**Exercise description**
Gather all lines with "SDTVAR" from the records.

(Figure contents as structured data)
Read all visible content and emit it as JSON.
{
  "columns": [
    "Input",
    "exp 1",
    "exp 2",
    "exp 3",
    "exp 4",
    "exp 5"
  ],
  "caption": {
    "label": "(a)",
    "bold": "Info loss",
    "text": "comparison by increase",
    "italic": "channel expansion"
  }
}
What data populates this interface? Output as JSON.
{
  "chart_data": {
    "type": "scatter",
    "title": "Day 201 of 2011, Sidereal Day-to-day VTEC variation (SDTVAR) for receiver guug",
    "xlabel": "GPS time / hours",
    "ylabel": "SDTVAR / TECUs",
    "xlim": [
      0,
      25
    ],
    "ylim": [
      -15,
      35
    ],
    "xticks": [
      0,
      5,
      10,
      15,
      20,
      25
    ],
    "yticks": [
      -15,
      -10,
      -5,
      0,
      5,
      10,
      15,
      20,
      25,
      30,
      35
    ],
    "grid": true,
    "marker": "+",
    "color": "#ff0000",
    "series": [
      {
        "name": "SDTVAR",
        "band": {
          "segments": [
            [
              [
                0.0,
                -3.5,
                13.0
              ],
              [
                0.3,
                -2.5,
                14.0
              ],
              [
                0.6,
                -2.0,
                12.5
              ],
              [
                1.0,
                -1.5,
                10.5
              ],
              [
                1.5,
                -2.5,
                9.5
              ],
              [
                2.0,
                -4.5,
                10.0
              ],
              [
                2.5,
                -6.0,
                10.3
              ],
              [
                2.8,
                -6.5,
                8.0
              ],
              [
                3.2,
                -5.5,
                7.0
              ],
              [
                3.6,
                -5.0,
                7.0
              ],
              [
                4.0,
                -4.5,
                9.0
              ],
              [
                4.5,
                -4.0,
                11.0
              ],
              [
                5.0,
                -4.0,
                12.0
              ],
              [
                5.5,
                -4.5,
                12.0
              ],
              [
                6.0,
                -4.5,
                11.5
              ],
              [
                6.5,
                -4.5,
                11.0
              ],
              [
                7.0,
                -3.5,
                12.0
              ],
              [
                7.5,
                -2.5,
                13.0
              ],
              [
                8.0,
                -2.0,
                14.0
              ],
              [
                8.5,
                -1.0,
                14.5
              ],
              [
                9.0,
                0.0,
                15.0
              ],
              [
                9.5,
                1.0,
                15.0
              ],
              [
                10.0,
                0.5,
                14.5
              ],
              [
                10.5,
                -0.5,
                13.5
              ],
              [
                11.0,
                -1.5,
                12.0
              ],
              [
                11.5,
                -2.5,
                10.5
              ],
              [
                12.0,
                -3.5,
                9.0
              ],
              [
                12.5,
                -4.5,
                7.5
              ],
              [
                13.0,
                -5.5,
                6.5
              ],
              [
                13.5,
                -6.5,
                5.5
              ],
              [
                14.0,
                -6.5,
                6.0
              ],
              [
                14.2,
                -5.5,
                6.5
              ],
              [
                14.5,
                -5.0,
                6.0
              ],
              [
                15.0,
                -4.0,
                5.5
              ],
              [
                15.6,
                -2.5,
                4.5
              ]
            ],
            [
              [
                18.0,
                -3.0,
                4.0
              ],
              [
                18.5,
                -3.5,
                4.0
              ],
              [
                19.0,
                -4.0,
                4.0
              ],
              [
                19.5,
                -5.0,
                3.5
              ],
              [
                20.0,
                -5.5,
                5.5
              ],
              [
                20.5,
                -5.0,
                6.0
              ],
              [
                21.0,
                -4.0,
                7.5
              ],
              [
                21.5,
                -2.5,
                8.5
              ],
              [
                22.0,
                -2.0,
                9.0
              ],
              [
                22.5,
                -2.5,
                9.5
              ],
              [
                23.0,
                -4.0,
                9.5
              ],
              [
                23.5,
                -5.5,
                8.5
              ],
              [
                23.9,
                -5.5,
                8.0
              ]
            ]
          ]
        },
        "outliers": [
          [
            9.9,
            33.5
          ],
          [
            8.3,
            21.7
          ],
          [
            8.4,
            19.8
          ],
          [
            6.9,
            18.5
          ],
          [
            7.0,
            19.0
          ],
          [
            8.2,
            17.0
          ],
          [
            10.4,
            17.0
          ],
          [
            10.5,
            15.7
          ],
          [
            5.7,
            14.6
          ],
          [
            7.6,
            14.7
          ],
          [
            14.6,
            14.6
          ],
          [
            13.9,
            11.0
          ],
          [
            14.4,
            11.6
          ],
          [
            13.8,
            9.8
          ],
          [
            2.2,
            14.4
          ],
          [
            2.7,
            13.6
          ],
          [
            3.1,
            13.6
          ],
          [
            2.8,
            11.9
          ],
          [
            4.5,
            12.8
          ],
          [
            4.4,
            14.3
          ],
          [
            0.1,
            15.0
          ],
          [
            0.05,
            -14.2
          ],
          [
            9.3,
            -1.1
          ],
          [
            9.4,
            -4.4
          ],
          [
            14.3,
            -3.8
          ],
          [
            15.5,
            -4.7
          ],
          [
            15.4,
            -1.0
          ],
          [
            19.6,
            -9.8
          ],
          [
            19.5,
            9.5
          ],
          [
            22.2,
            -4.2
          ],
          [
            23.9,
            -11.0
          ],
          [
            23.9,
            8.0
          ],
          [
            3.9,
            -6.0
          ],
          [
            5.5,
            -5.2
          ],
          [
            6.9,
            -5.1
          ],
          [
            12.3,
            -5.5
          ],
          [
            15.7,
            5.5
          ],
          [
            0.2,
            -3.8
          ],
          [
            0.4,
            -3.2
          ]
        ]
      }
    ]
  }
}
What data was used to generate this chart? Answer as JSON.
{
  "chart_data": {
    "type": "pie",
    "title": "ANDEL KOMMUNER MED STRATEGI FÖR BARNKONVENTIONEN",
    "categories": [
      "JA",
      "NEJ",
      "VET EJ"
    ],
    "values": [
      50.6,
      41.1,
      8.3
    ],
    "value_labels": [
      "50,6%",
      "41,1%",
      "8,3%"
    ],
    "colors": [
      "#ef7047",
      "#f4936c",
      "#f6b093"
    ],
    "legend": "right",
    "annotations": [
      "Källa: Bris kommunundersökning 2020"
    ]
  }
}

**Correct response**
    "title": "Day 201 of 2011, Sidereal Day-to-day VTEC variation (SDTVAR) for receiver guug",
    "ylabel": "SDTVAR / TECUs",
        "name": "SDTVAR",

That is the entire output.